• INPUT DATA
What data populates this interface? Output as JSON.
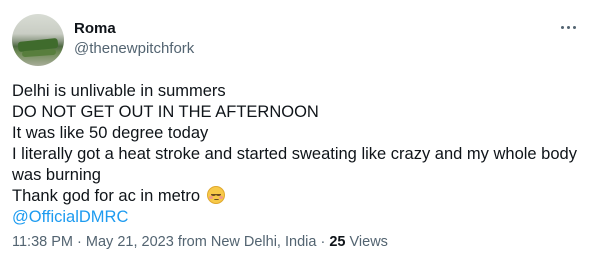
{
  "author": {
    "display_name": "Roma",
    "handle": "@thenewpitchfork",
    "avatar_icon": "profile-photo"
  },
  "tweet": {
    "lines": [
      "Delhi is unlivable in summers",
      "DO NOT GET OUT IN THE AFTERNOON",
      "It was like 50 degree today",
      "I literally got a heat stroke and started sweating like crazy and my whole body was burning",
      "Thank god for ac in metro"
    ],
    "emoji_icon": "smiling-face-with-blush-icon",
    "mention": "@OfficialDMRC"
  },
  "meta": {
    "time": "11:38 PM",
    "date": "May 21, 2023",
    "location_prefix": "from",
    "location": "New Delhi, India",
    "separator": "·",
    "views_count": "25",
    "views_label": "Views"
  },
  "colors": {
    "text": "#0f1419",
    "secondary": "#536471",
    "link": "#1d9bf0"
  }
}
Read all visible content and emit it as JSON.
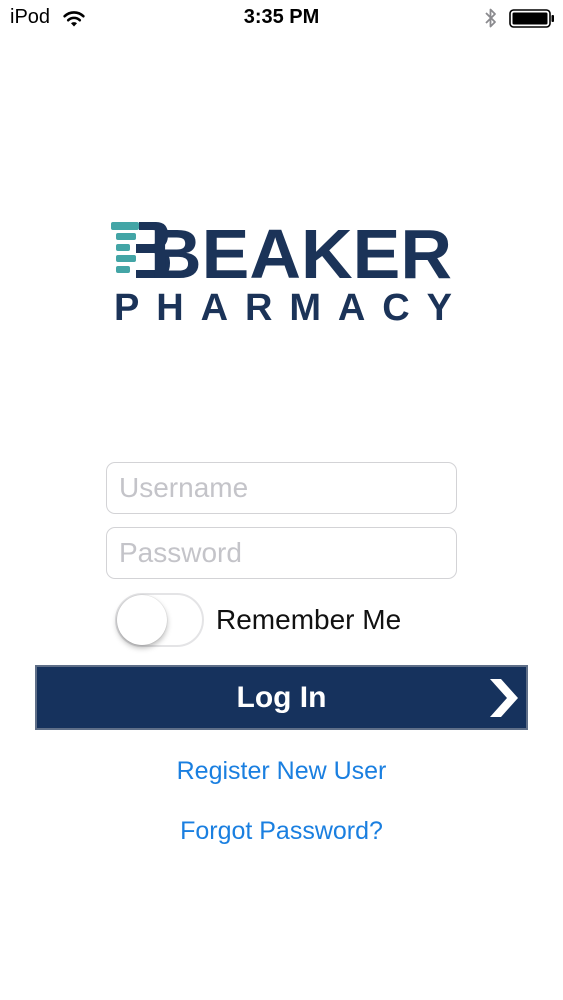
{
  "status_bar": {
    "device": "iPod",
    "time": "3:35 PM",
    "icons": [
      "wifi-icon",
      "bluetooth-icon",
      "battery-icon"
    ]
  },
  "logo": {
    "line1": "BEAKER",
    "line2": "PHARMACY",
    "colors": {
      "navy": "#1b3358",
      "teal": "#43a5a6"
    }
  },
  "login_form": {
    "username": {
      "value": "",
      "placeholder": "Username"
    },
    "password": {
      "value": "",
      "placeholder": "Password"
    },
    "remember_me": {
      "label": "Remember Me",
      "on": false
    },
    "login_button": {
      "label": "Log In",
      "icon": "chevron-right-icon",
      "color": "#16325d"
    },
    "register_link": "Register New User",
    "forgot_link": "Forgot Password?",
    "link_color": "#1a7fe0"
  }
}
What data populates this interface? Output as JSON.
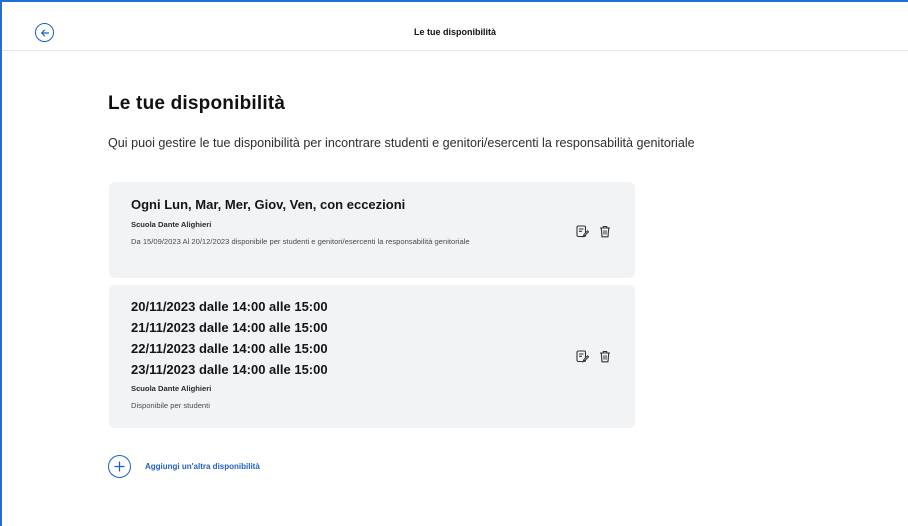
{
  "colors": {
    "accent": "#1f5fc7",
    "frame": "#1f6fd6",
    "card_bg": "#f2f3f5"
  },
  "topbar": {
    "title": "Le tue disponibilità",
    "back_icon": "arrow-left-circle-icon"
  },
  "main": {
    "title": "Le tue disponibilità",
    "description": "Qui puoi gestire le tue disponibilità per incontrare studenti e genitori/esercenti la responsabilità genitoriale"
  },
  "cards": [
    {
      "heading": "Ogni Lun, Mar, Mer, Giov, Ven, con eccezioni",
      "school": "Scuola Dante Alighieri",
      "note": "Da 15/09/2023 Al 20/12/2023 disponibile per studenti e genitori/esercenti la responsabilità genitoriale",
      "edit_icon": "edit-icon",
      "delete_icon": "trash-icon"
    },
    {
      "lines": [
        "20/11/2023 dalle 14:00 alle 15:00",
        "21/11/2023 dalle 14:00 alle 15:00",
        "22/11/2023 dalle 14:00 alle 15:00",
        "23/11/2023 dalle 14:00 alle 15:00"
      ],
      "school": "Scuola Dante Alighieri",
      "note": "Disponibile per studenti",
      "edit_icon": "edit-icon",
      "delete_icon": "trash-icon"
    }
  ],
  "add": {
    "label": "Aggiungi un'altra disponibilità",
    "icon": "plus-circle-icon"
  }
}
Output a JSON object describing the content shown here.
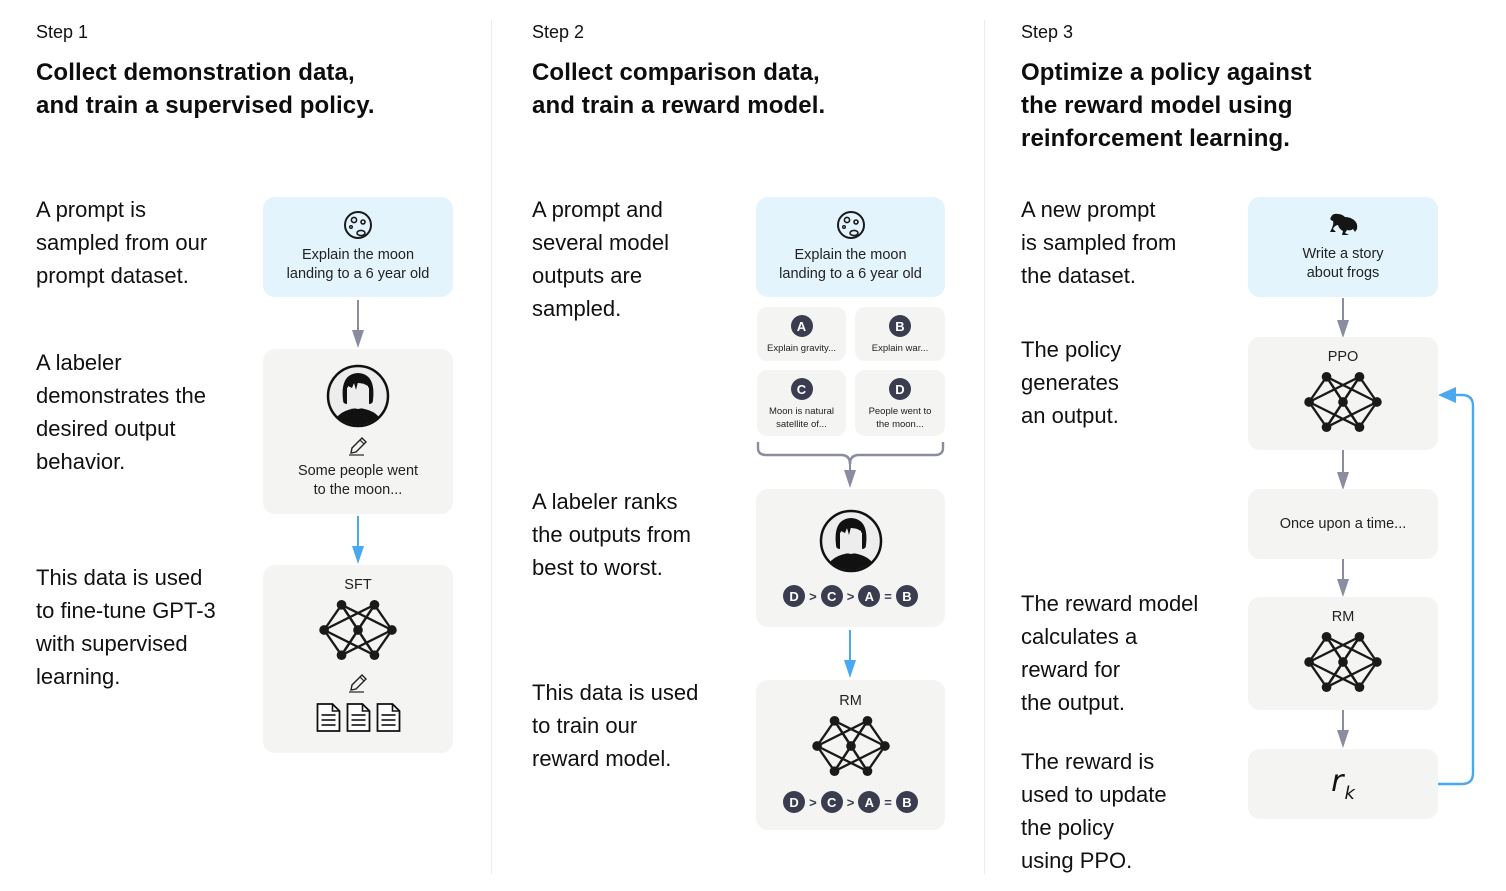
{
  "steps": [
    {
      "label": "Step 1",
      "title": "Collect demonstration data,\nand train a supervised policy.",
      "descriptions": [
        "A prompt is\nsampled from our\nprompt dataset.",
        "A labeler\ndemonstrates the\ndesired output\nbehavior.",
        "This data is used\nto fine-tune GPT-3\nwith supervised\nlearning."
      ],
      "prompt_card": {
        "icon": "moon-icon",
        "text": "Explain the moon\nlanding to a 6 year old"
      },
      "demo_card": {
        "icon": "labeler-avatar",
        "text": "Some people went\nto the moon..."
      },
      "model_card": {
        "label": "SFT",
        "icons": [
          "neural-network-icon",
          "pencil-icon",
          "document-icon",
          "document-icon",
          "document-icon"
        ]
      }
    },
    {
      "label": "Step 2",
      "title": "Collect comparison data,\nand train a reward model.",
      "descriptions": [
        "A prompt and\nseveral model\noutputs are\nsampled.",
        "A labeler ranks\nthe outputs from\nbest to worst.",
        "This data is used\nto train our\nreward model."
      ],
      "prompt_card": {
        "icon": "moon-icon",
        "text": "Explain the moon\nlanding to a 6 year old"
      },
      "outputs": [
        {
          "id": "A",
          "text": "Explain gravity..."
        },
        {
          "id": "B",
          "text": "Explain war..."
        },
        {
          "id": "C",
          "text": "Moon is natural\nsatellite of..."
        },
        {
          "id": "D",
          "text": "People went to\nthe moon..."
        }
      ],
      "ranking": {
        "items": [
          "D",
          "C",
          "A",
          "B"
        ],
        "operators": [
          ">",
          ">",
          "="
        ]
      },
      "model_card": {
        "label": "RM"
      }
    },
    {
      "label": "Step 3",
      "title": "Optimize a policy against\nthe reward model using\nreinforcement learning.",
      "descriptions": [
        "A new prompt\nis sampled from\nthe dataset.",
        "The policy\ngenerates\nan output.",
        "The reward model\ncalculates a\nreward for\nthe output.",
        "The reward is\nused to update\nthe policy\nusing PPO."
      ],
      "prompt_card": {
        "icon": "frog-icon",
        "text": "Write a story\nabout frogs"
      },
      "policy_card": {
        "label": "PPO"
      },
      "output_card": {
        "text": "Once upon a time..."
      },
      "reward_model_card": {
        "label": "RM"
      },
      "reward_card": {
        "symbol": "r",
        "subscript": "k"
      }
    }
  ],
  "colors": {
    "prompt_bg": "#e4f4fd",
    "card_bg": "#f4f4f3",
    "gray_arrow": "#8a8da0",
    "blue_arrow": "#4aa8f0",
    "badge": "#3a3d4f"
  }
}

• TASK GOAL
The records above need to be given again exactly. Omit the pictures.

• EXERCISE RESULT
What data populates this interface? Output as JSON.
{
  "author": {
    "display_name": "Roma",
    "handle": "@thenewpitchfork",
    "avatar_icon": "profile-photo"
  },
  "tweet": {
    "lines": [
      "Delhi is unlivable in summers",
      "DO NOT GET OUT IN THE AFTERNOON",
      "It was like 50 degree today",
      "I literally got a heat stroke and started sweating like crazy and my whole body was burning",
      "Thank god for ac in metro"
    ],
    "emoji_icon": "smiling-face-with-blush-icon",
    "mention": "@OfficialDMRC"
  },
  "meta": {
    "time": "11:38 PM",
    "date": "May 21, 2023",
    "location_prefix": "from",
    "location": "New Delhi, India",
    "separator": "·",
    "views_count": "25",
    "views_label": "Views"
  },
  "colors": {
    "text": "#0f1419",
    "secondary": "#536471",
    "link": "#1d9bf0"
  }
}
Read all visible content and emit it as JSON.
{
  "status_bar": {
    "device": "iPod",
    "time": "3:35 PM",
    "icons": [
      "wifi-icon",
      "bluetooth-icon",
      "battery-icon"
    ]
  },
  "logo": {
    "line1": "BEAKER",
    "line2": "PHARMACY",
    "colors": {
      "navy": "#1b3358",
      "teal": "#43a5a6"
    }
  },
  "login_form": {
    "username": {
      "value": "",
      "placeholder": "Username"
    },
    "password": {
      "value": "",
      "placeholder": "Password"
    },
    "remember_me": {
      "label": "Remember Me",
      "on": false
    },
    "login_button": {
      "label": "Log In",
      "icon": "chevron-right-icon",
      "color": "#16325d"
    },
    "register_link": "Register New User",
    "forgot_link": "Forgot Password?",
    "link_color": "#1a7fe0"
  }
}
What data populates this interface? Output as JSON.
{
  "colors": {
    "accent": "#1f5fc7",
    "frame": "#1f6fd6",
    "card_bg": "#f2f3f5"
  },
  "topbar": {
    "title": "Le tue disponibilità",
    "back_icon": "arrow-left-circle-icon"
  },
  "main": {
    "title": "Le tue disponibilità",
    "description": "Qui puoi gestire le tue disponibilità per incontrare studenti e genitori/esercenti la responsabilità genitoriale"
  },
  "cards": [
    {
      "heading": "Ogni Lun, Mar, Mer, Giov, Ven, con eccezioni",
      "school": "Scuola Dante Alighieri",
      "note": "Da 15/09/2023 Al 20/12/2023 disponibile per studenti e genitori/esercenti la responsabilità genitoriale",
      "edit_icon": "edit-icon",
      "delete_icon": "trash-icon"
    },
    {
      "lines": [
        "20/11/2023 dalle 14:00 alle 15:00",
        "21/11/2023 dalle 14:00 alle 15:00",
        "22/11/2023 dalle 14:00 alle 15:00",
        "23/11/2023 dalle 14:00 alle 15:00"
      ],
      "school": "Scuola Dante Alighieri",
      "note": "Disponibile per studenti",
      "edit_icon": "edit-icon",
      "delete_icon": "trash-icon"
    }
  ],
  "add": {
    "label": "Aggiungi un'altra disponibilità",
    "icon": "plus-circle-icon"
  }
}
Output a JSON object describing the content shown here.
{
  "steps": [
    {
      "label": "Step 1",
      "title": "Collect demonstration data,\nand train a supervised policy.",
      "descriptions": [
        "A prompt is\nsampled from our\nprompt dataset.",
        "A labeler\ndemonstrates the\ndesired output\nbehavior.",
        "This data is used\nto fine-tune GPT-3\nwith supervised\nlearning."
      ],
      "prompt_card": {
        "icon": "moon-icon",
        "text": "Explain the moon\nlanding to a 6 year old"
      },
      "demo_card": {
        "icon": "labeler-avatar",
        "text": "Some people went\nto the moon..."
      },
      "model_card": {
        "label": "SFT",
        "icons": [
          "neural-network-icon",
          "pencil-icon",
          "document-icon",
          "document-icon",
          "document-icon"
        ]
      }
    },
    {
      "label": "Step 2",
      "title": "Collect comparison data,\nand train a reward model.",
      "descriptions": [
        "A prompt and\nseveral model\noutputs are\nsampled.",
        "A labeler ranks\nthe outputs from\nbest to worst.",
        "This data is used\nto train our\nreward model."
      ],
      "prompt_card": {
        "icon": "moon-icon",
        "text": "Explain the moon\nlanding to a 6 year old"
      },
      "outputs": [
        {
          "id": "A",
          "text": "Explain gravity..."
        },
        {
          "id": "B",
          "text": "Explain war..."
        },
        {
          "id": "C",
          "text": "Moon is natural\nsatellite of..."
        },
        {
          "id": "D",
          "text": "People went to\nthe moon..."
        }
      ],
      "ranking": {
        "items": [
          "D",
          "C",
          "A",
          "B"
        ],
        "operators": [
          ">",
          ">",
          "="
        ]
      },
      "model_card": {
        "label": "RM"
      }
    },
    {
      "label": "Step 3",
      "title": "Optimize a policy against\nthe reward model using\nreinforcement learning.",
      "descriptions": [
        "A new prompt\nis sampled from\nthe dataset.",
        "The policy\ngenerates\nan output.",
        "The reward model\ncalculates a\nreward for\nthe output.",
        "The reward is\nused to update\nthe policy\nusing PPO."
      ],
      "prompt_card": {
        "icon": "frog-icon",
        "text": "Write a story\nabout frogs"
      },
      "policy_card": {
        "label": "PPO"
      },
      "output_card": {
        "text": "Once upon a time..."
      },
      "reward_model_card": {
        "label": "RM"
      },
      "reward_card": {
        "symbol": "r",
        "subscript": "k"
      }
    }
  ],
  "colors": {
    "prompt_bg": "#e4f4fd",
    "card_bg": "#f4f4f3",
    "gray_arrow": "#8a8da0",
    "blue_arrow": "#4aa8f0",
    "badge": "#3a3d4f"
  }
}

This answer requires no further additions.